■ **Stated problem**: Provide an exact copy of the data, excluding the images.

[Start Data to process]

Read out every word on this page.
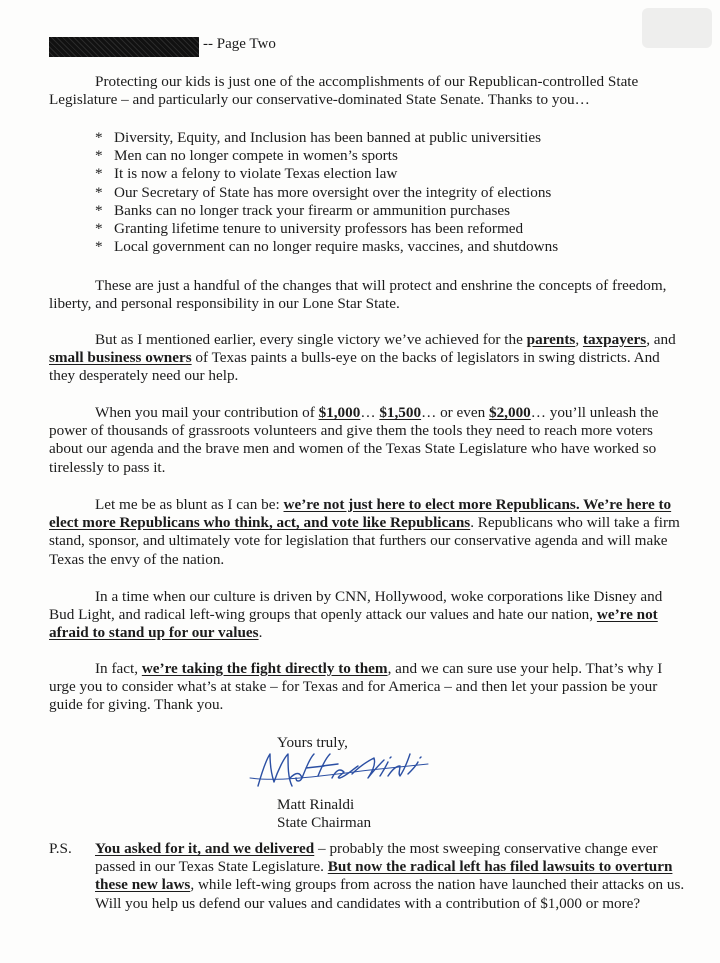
-- Page Two
Protecting our kids is just one of the accomplishments of our Republican-controlled State Legislature – and particularly our conservative-dominated State Senate. Thanks to you…
* Diversity, Equity, and Inclusion has been banned at public universities
* Men can no longer compete in women’s sports
* It is now a felony to violate Texas election law
* Our Secretary of State has more oversight over the integrity of elections
* Banks can no longer track your firearm or ammunition purchases
* Granting lifetime tenure to university professors has been reformed
* Local government can no longer require masks, vaccines, and shutdowns
These are just a handful of the changes that will protect and enshrine the concepts of freedom, liberty, and personal responsibility in our Lone Star State.
But as I mentioned earlier, every single victory we’ve achieved for the parents, taxpayers, and small business owners of Texas paints a bulls-eye on the backs of legislators in swing districts. And they desperately need our help.
When you mail your contribution of $1,000… $1,500… or even $2,000… you’ll unleash the power of thousands of grassroots volunteers and give them the tools they need to reach more voters about our agenda and the brave men and women of the Texas State Legislature who have worked so tirelessly to pass it.
Let me be as blunt as I can be: we’re not just here to elect more Republicans. We’re here to elect more Republicans who think, act, and vote like Republicans. Republicans who will take a firm stand, sponsor, and ultimately vote for legislation that furthers our conservative agenda and will make Texas the envy of the nation.
In a time when our culture is driven by CNN, Hollywood, woke corporations like Disney and Bud Light, and radical left-wing groups that openly attack our values and hate our nation, we’re not afraid to stand up for our values.
In fact, we’re taking the fight directly to them, and we can sure use your help. That’s why I urge you to consider what’s at stake – for Texas and for America – and then let your passion be your guide for giving. Thank you.
Yours truly,
Matt Rinaldi
State Chairman
P.S. You asked for it, and we delivered – probably the most sweeping conservative change ever passed in our Texas State Legislature. But now the radical left has filed lawsuits to overturn these new laws, while left-wing groups from across the nation have launched their attacks on us. Will you help us defend our values and candidates with a contribution of $1,000 or more?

[End Data to process]

■ **Result of this task**:
Read out every word on this page.
-- Page Two
Protecting our kids is just one of the accomplishments of our Republican-controlled State Legislature – and particularly our conservative-dominated State Senate. Thanks to you…
* Diversity, Equity, and Inclusion has been banned at public universities
* Men can no longer compete in women’s sports
* It is now a felony to violate Texas election law
* Our Secretary of State has more oversight over the integrity of elections
* Banks can no longer track your firearm or ammunition purchases
* Granting lifetime tenure to university professors has been reformed
* Local government can no longer require masks, vaccines, and shutdowns
These are just a handful of the changes that will protect and enshrine the concepts of freedom, liberty, and personal responsibility in our Lone Star State.
But as I mentioned earlier, every single victory we’ve achieved for the parents, taxpayers, and small business owners of Texas paints a bulls-eye on the backs of legislators in swing districts. And they desperately need our help.
When you mail your contribution of $1,000… $1,500… or even $2,000… you’ll unleash the power of thousands of grassroots volunteers and give them the tools they need to reach more voters about our agenda and the brave men and women of the Texas State Legislature who have worked so tirelessly to pass it.
Let me be as blunt as I can be: we’re not just here to elect more Republicans. We’re here to elect more Republicans who think, act, and vote like Republicans. Republicans who will take a firm stand, sponsor, and ultimately vote for legislation that furthers our conservative agenda and will make Texas the envy of the nation.
In a time when our culture is driven by CNN, Hollywood, woke corporations like Disney and Bud Light, and radical left-wing groups that openly attack our values and hate our nation, we’re not afraid to stand up for our values.
In fact, we’re taking the fight directly to them, and we can sure use your help. That’s why I urge you to consider what’s at stake – for Texas and for America – and then let your passion be your guide for giving. Thank you.
Yours truly,
Matt Rinaldi
State Chairman
P.S. You asked for it, and we delivered – probably the most sweeping conservative change ever passed in our Texas State Legislature. But now the radical left has filed lawsuits to overturn these new laws, while left-wing groups from across the nation have launched their attacks on us. Will you help us defend our values and candidates with a contribution of $1,000 or more?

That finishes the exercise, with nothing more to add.